What needs to be done — Copy every line from the data below in which the string "其他应收款" can be found.

Dataset records —
***

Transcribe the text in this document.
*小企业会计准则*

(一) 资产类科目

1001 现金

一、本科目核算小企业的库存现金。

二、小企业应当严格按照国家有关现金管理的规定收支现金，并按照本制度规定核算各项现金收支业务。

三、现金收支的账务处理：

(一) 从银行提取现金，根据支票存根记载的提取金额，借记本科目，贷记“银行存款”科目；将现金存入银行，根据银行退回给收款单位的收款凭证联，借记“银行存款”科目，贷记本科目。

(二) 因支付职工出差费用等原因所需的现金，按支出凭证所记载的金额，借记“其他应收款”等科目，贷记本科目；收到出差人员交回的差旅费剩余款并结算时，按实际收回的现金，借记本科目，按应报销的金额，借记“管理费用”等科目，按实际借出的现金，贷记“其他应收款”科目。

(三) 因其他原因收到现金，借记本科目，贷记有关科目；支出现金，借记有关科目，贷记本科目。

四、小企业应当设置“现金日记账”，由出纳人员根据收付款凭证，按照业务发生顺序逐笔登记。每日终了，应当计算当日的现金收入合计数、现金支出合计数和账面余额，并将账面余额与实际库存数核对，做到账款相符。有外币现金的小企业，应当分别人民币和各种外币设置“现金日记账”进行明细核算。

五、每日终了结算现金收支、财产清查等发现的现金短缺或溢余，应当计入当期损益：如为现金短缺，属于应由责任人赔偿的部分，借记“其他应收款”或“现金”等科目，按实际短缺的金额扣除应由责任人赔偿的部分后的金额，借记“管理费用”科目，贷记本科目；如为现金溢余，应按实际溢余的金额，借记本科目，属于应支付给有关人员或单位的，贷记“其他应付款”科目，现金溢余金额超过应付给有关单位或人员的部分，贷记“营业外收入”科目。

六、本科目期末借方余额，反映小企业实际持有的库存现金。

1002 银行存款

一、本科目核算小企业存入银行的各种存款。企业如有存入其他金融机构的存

***

Solution to this task —
(二) 因支付职工出差费用等原因所需的现金，按支出凭证所记载的金额，借记“其他应收款”等科目，贷记本科目；收到出差人员交回的差旅费剩余款并结算时，按实际收回的现金，借记本科目，按应报销的金额，借记“管理费用”等科目，按实际借出的现金，贷记“其他应收款”科目。
五、每日终了结算现金收支、财产清查等发现的现金短缺或溢余，应当计入当期损益：如为现金短缺，属于应由责任人赔偿的部分，借记“其他应收款”或“现金”等科目，按实际短缺的金额扣除应由责任人赔偿的部分后的金额，借记“管理费用”科目，贷记本科目；如为现金溢余，应按实际溢余的金额，借记本科目，属于应支付给有关人员或单位的，贷记“其他应付款”科目，现金溢余金额超过应付给有关单位或人员的部分，贷记“营业外收入”科目。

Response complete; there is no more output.